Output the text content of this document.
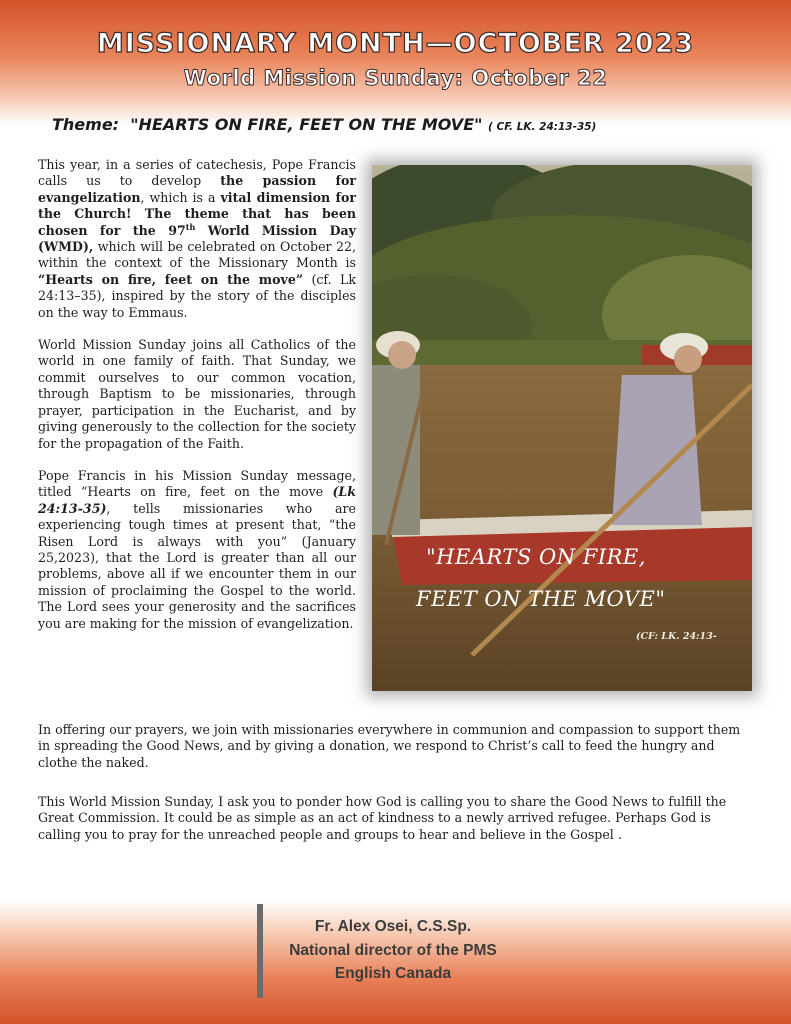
MISSIONARY MONTH—OCTOBER 2023
World Mission Sunday: October 22
Theme: "HEARTS ON FIRE, FEET ON THE MOVE" ( CF. LK. 24:13-35)

This year, in a series of catechesis, Pope Francis calls us to develop the passion for evangelization, which is a vital dimension for the Church! The theme that has been chosen for the 97th World Mission Day (WMD), which will be celebrated on October 22, within the context of the Missionary Month is “Hearts on fire, feet on the move” (cf. Lk 24:13–35), inspired by the story of the disciples on the way to Emmaus.

World Mission Sunday joins all Catholics of the world in one family of faith. That Sunday, we commit ourselves to our common vocation, through Baptism to be missionaries, through prayer, participation in the Eucharist, and by giving generously to the collection for the society for the propagation of the Faith.

Pope Francis in his Mission Sunday message, titled “Hearts on fire, feet on the move (Lk 24:13-35), tells missionaries who are experiencing tough times at present that, “the Risen Lord is always with you” (January 25,2023), that the Lord is greater than all our problems, above all if we encounter them in our mission of proclaiming the Gospel to the world. The Lord sees your generosity and the sacrifices you are making for the mission of evangelization.

"HEARTS ON FIRE,
FEET ON THE MOVE"
(CF: LK. 24:13-

In offering our prayers, we join with missionaries everywhere in communion and compassion to support them in spreading the Good News, and by giving a donation, we respond to Christ’s call to feed the hungry and clothe the naked.

This World Mission Sunday, I ask you to ponder how God is calling you to share the Good News to fulfill the Great Commission. It could be as simple as an act of kindness to a newly arrived refugee. Perhaps God is calling you to pray for the unreached people and groups to hear and believe in the Gospel .

Fr. Alex Osei, C.S.Sp.
National director of the PMS
English Canada
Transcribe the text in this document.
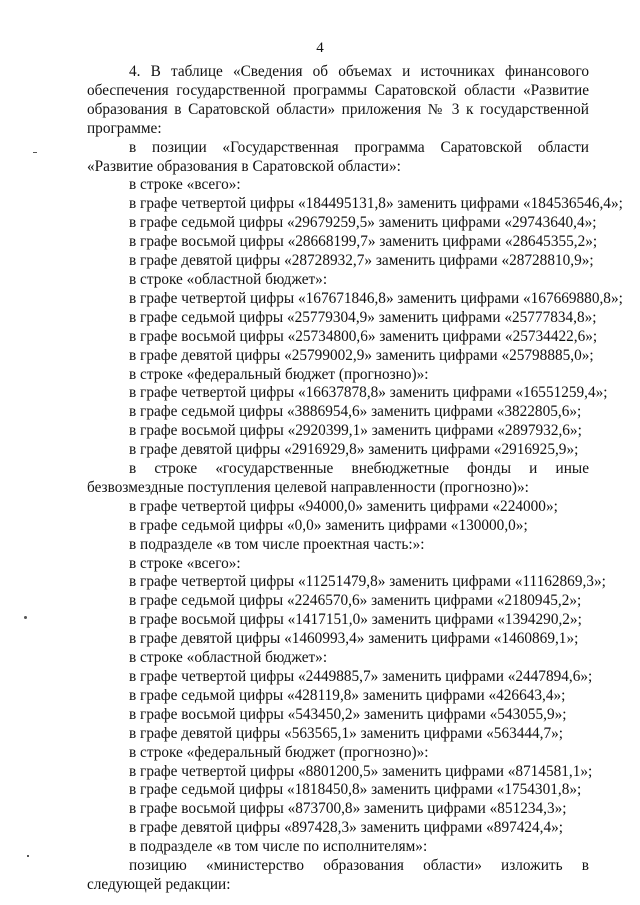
4

4. В таблице «Сведения об объемах и источниках финансового обеспечения государственной программы Саратовской области «Развитие образования в Саратовской области» приложения № 3 к государственной программе:

в позиции «Государственная программа Саратовской области «Развитие образования в Саратовской области»:

в строке «всего»:

в графе четвертой цифры «184495131,8» заменить цифрами «184536546,4»;

в графе седьмой цифры «29679259,5» заменить цифрами «29743640,4»;

в графе восьмой цифры «28668199,7» заменить цифрами «28645355,2»;

в графе девятой цифры «28728932,7» заменить цифрами «28728810,9»;

в строке «областной бюджет»:

в графе четвертой цифры «167671846,8» заменить цифрами «167669880,8»;

в графе седьмой цифры «25779304,9» заменить цифрами «25777834,8»;

в графе восьмой цифры «25734800,6» заменить цифрами «25734422,6»;

в графе девятой цифры «25799002,9» заменить цифрами «25798885,0»;

в строке «федеральный бюджет (прогнозно)»:

в графе четвертой цифры «16637878,8» заменить цифрами «16551259,4»;

в графе седьмой цифры «3886954,6» заменить цифрами «3822805,6»;

в графе восьмой цифры «2920399,1» заменить цифрами «2897932,6»;

в графе девятой цифры «2916929,8» заменить цифрами «2916925,9»;

в строке «государственные внебюджетные фонды и иные безвозмездные поступления целевой направленности (прогнозно)»:

в графе четвертой цифры «94000,0» заменить цифрами «224000»;

в графе седьмой цифры «0,0» заменить цифрами «130000,0»;

в подразделе «в том числе проектная часть:»:

в строке «всего»:

в графе четвертой цифры «11251479,8» заменить цифрами «11162869,3»;

в графе седьмой цифры «2246570,6» заменить цифрами «2180945,2»;

в графе восьмой цифры «1417151,0» заменить цифрами «1394290,2»;

в графе девятой цифры «1460993,4» заменить цифрами «1460869,1»;

в строке «областной бюджет»:

в графе четвертой цифры «2449885,7» заменить цифрами «2447894,6»;

в графе седьмой цифры «428119,8» заменить цифрами «426643,4»;

в графе восьмой цифры «543450,2» заменить цифрами «543055,9»;

в графе девятой цифры «563565,1» заменить цифрами «563444,7»;

в строке «федеральный бюджет (прогнозно)»:

в графе четвертой цифры «8801200,5» заменить цифрами «8714581,1»;

в графе седьмой цифры «1818450,8» заменить цифрами «1754301,8»;

в графе восьмой цифры «873700,8» заменить цифрами «851234,3»;

в графе девятой цифры «897428,3» заменить цифрами «897424,4»;

в подразделе «в том числе по исполнителям»:

позицию «министерство образования области» изложить в следующей редакции:
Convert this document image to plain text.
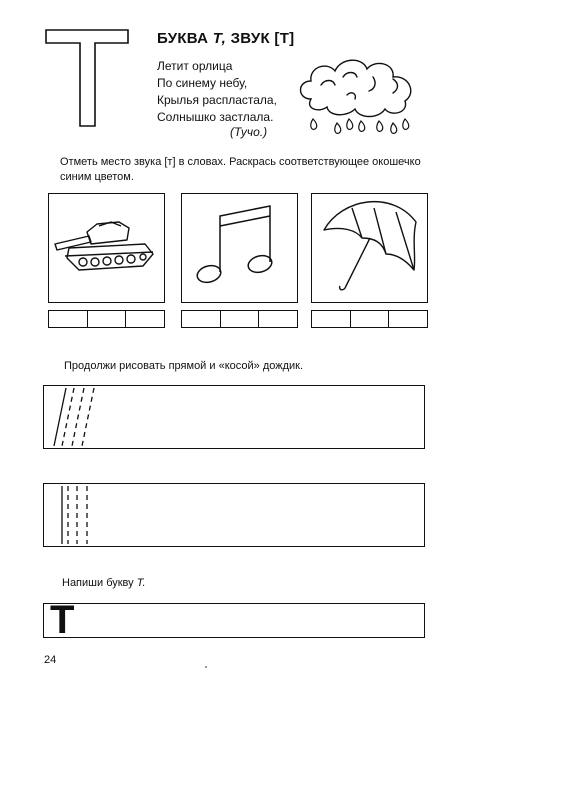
БУКВА Т, ЗВУК [Т]
Летит орлица
По синему небу,
Крылья распластала,
Солнышко застлала.
(Тучо.)
Отметь место звука [т] в словах. Раскрась соответствующее окошечко
синим цветом.
Продолжи рисовать прямой и «косой» дождик.
Напиши букву Т.
Т
24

= = = = = = =

> **Do this**
All entries must be written out again exactly as given, with no pictures in the copy.

> **Solution to this exercise**
Output the text content of this document.
MISSIONARY MONTH—OCTOBER 2023
World Mission Sunday: October 22
Theme: "HEARTS ON FIRE, FEET ON THE MOVE" ( CF. LK. 24:13-35)

This year, in a series of catechesis, Pope Francis calls us to develop the passion for evangelization, which is a vital dimension for the Church! The theme that has been chosen for the 97th World Mission Day (WMD), which will be celebrated on October 22, within the context of the Missionary Month is “Hearts on fire, feet on the move” (cf. Lk 24:13–35), inspired by the story of the disciples on the way to Emmaus.

World Mission Sunday joins all Catholics of the world in one family of faith. That Sunday, we commit ourselves to our common vocation, through Baptism to be missionaries, through prayer, participation in the Eucharist, and by giving generously to the collection for the society for the propagation of the Faith.

Pope Francis in his Mission Sunday message, titled “Hearts on fire, feet on the move (Lk 24:13-35), tells missionaries who are experiencing tough times at present that, “the Risen Lord is always with you” (January 25,2023), that the Lord is greater than all our problems, above all if we encounter them in our mission of proclaiming the Gospel to the world. The Lord sees your generosity and the sacrifices you are making for the mission of evangelization.

"HEARTS ON FIRE,
FEET ON THE MOVE"
(CF: LK. 24:13-

In offering our prayers, we join with missionaries everywhere in communion and compassion to support them in spreading the Good News, and by giving a donation, we respond to Christ’s call to feed the hungry and clothe the naked.

This World Mission Sunday, I ask you to ponder how God is calling you to share the Good News to fulfill the Great Commission. It could be as simple as an act of kindness to a newly arrived refugee. Perhaps God is calling you to pray for the unreached people and groups to hear and believe in the Gospel .

Fr. Alex Osei, C.S.Sp.
National director of the PMS
English Canada
Transcribe the text in this document.
4

4. В таблице «Сведения об объемах и источниках финансового обеспечения государственной программы Саратовской области «Развитие образования в Саратовской области» приложения № 3 к государственной программе:

в позиции «Государственная программа Саратовской области «Развитие образования в Саратовской области»:

в строке «всего»:

в графе четвертой цифры «184495131,8» заменить цифрами «184536546,4»;

в графе седьмой цифры «29679259,5» заменить цифрами «29743640,4»;

в графе восьмой цифры «28668199,7» заменить цифрами «28645355,2»;

в графе девятой цифры «28728932,7» заменить цифрами «28728810,9»;

в строке «областной бюджет»:

в графе четвертой цифры «167671846,8» заменить цифрами «167669880,8»;

в графе седьмой цифры «25779304,9» заменить цифрами «25777834,8»;

в графе восьмой цифры «25734800,6» заменить цифрами «25734422,6»;

в графе девятой цифры «25799002,9» заменить цифрами «25798885,0»;

в строке «федеральный бюджет (прогнозно)»:

в графе четвертой цифры «16637878,8» заменить цифрами «16551259,4»;

в графе седьмой цифры «3886954,6» заменить цифрами «3822805,6»;

в графе восьмой цифры «2920399,1» заменить цифрами «2897932,6»;

в графе девятой цифры «2916929,8» заменить цифрами «2916925,9»;

в строке «государственные внебюджетные фонды и иные безвозмездные поступления целевой направленности (прогнозно)»:

в графе четвертой цифры «94000,0» заменить цифрами «224000»;

в графе седьмой цифры «0,0» заменить цифрами «130000,0»;

в подразделе «в том числе проектная часть:»:

в строке «всего»:

в графе четвертой цифры «11251479,8» заменить цифрами «11162869,3»;

в графе седьмой цифры «2246570,6» заменить цифрами «2180945,2»;

в графе восьмой цифры «1417151,0» заменить цифрами «1394290,2»;

в графе девятой цифры «1460993,4» заменить цифрами «1460869,1»;

в строке «областной бюджет»:

в графе четвертой цифры «2449885,7» заменить цифрами «2447894,6»;

в графе седьмой цифры «428119,8» заменить цифрами «426643,4»;

в графе восьмой цифры «543450,2» заменить цифрами «543055,9»;

в графе девятой цифры «563565,1» заменить цифрами «563444,7»;

в строке «федеральный бюджет (прогнозно)»:

в графе четвертой цифры «8801200,5» заменить цифрами «8714581,1»;

в графе седьмой цифры «1818450,8» заменить цифрами «1754301,8»;

в графе восьмой цифры «873700,8» заменить цифрами «851234,3»;

в графе девятой цифры «897428,3» заменить цифрами «897424,4»;

в подразделе «в том числе по исполнителям»:

позицию «министерство образования области» изложить в следующей редакции:
Convert this document image to plain text.
БУКВА Т, ЗВУК [Т]
Летит орлица
По синему небу,
Крылья распластала,
Солнышко застлала.
(Тучо.)
Отметь место звука [т] в словах. Раскрась соответствующее окошечко
синим цветом.
Продолжи рисовать прямой и «косой» дождик.
Напиши букву Т.
Т
24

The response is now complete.